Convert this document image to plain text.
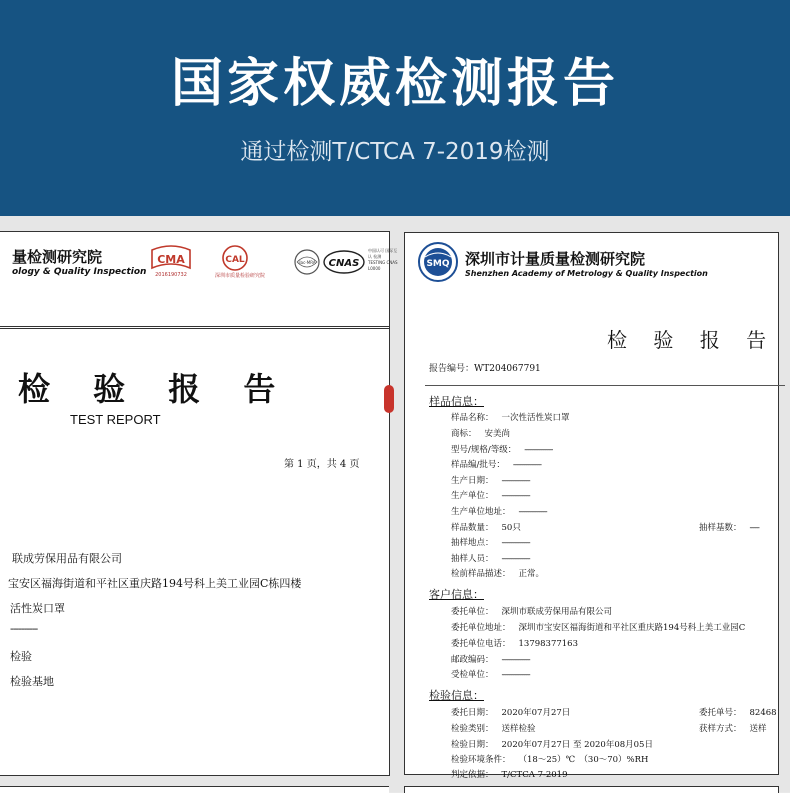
国家权威检测报告
通过检测T/CTCA 7-2019检测
量检测研究院
ology & Quality Inspection
CMA
2016190732
CAL
深圳市质量检验研究院
ilac-MRA CNAS
中国认可 国际互认 检测 TESTING CNAS L0000
检 验 报 告
TEST REPORT
第 1 页，共 4 页
联成劳保用品有限公司
宝安区福海街道和平社区重庆路194号科上美工业园C栋四楼
活性炭口罩
----------
检验
检验基地
SMQ 深圳市计量质量检测研究院
Shenzhen Academy of Metrology & Quality Inspection
检 验 报 告
报告编号：WT204067791
样品信息：
样品名称： 一次性活性炭口罩
商标： 安美尚
型号/规格/等级： ---------------
样品编/批号： ---------------
生产日期： ---------------
生产单位： ---------------
生产单位地址： ---------------
样品数量： 50只	抽样基数： -----
抽样地点： ---------------
抽样人员： ---------------
检前样品描述： 正常。
客户信息：
委托单位： 深圳市联成劳保用品有限公司
委托单位地址： 深圳市宝安区福海街道和平社区重庆路194号科上美工业园C
委托单位电话： 13798377163
邮政编码： ---------------
受检单位： ---------------
检验信息：
委托日期： 2020年07月27日	委托单号： 82468
检验类别： 送样检验	获样方式： 送样
检验日期： 2020年07月27日 至 2020年08月05日
检验环境条件： （18～25）℃　（30～70）%RH
判定依据： T/CTCA 7-2019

* **What is asked**
Would you mind returning each entry above word for word, skipping the images?

* **Reply to the task**
Convert this document image to plain text.
国家权威检测报告
通过检测T/CTCA 7-2019检测
量检测研究院
ology & Quality Inspection
CMA
2016190732
CAL
深圳市质量检验研究院
ilac-MRA CNAS
中国认可 国际互认 检测 TESTING CNAS L0000
检 验 报 告
TEST REPORT
第 1 页，共 4 页
联成劳保用品有限公司
宝安区福海街道和平社区重庆路194号科上美工业园C栋四楼
活性炭口罩
----------
检验
检验基地
SMQ 深圳市计量质量检测研究院
Shenzhen Academy of Metrology & Quality Inspection
检 验 报 告
报告编号：WT204067791
样品信息：
样品名称： 一次性活性炭口罩
商标： 安美尚
型号/规格/等级： ---------------
样品编/批号： ---------------
生产日期： ---------------
生产单位： ---------------
生产单位地址： ---------------
样品数量： 50只	抽样基数： -----
抽样地点： ---------------
抽样人员： ---------------
检前样品描述： 正常。
客户信息：
委托单位： 深圳市联成劳保用品有限公司
委托单位地址： 深圳市宝安区福海街道和平社区重庆路194号科上美工业园C
委托单位电话： 13798377163
邮政编码： ---------------
受检单位： ---------------
检验信息：
委托日期： 2020年07月27日	委托单号： 82468
检验类别： 送样检验	获样方式： 送样
检验日期： 2020年07月27日 至 2020年08月05日
检验环境条件： （18～25）℃　（30～70）%RH
判定依据： T/CTCA 7-2019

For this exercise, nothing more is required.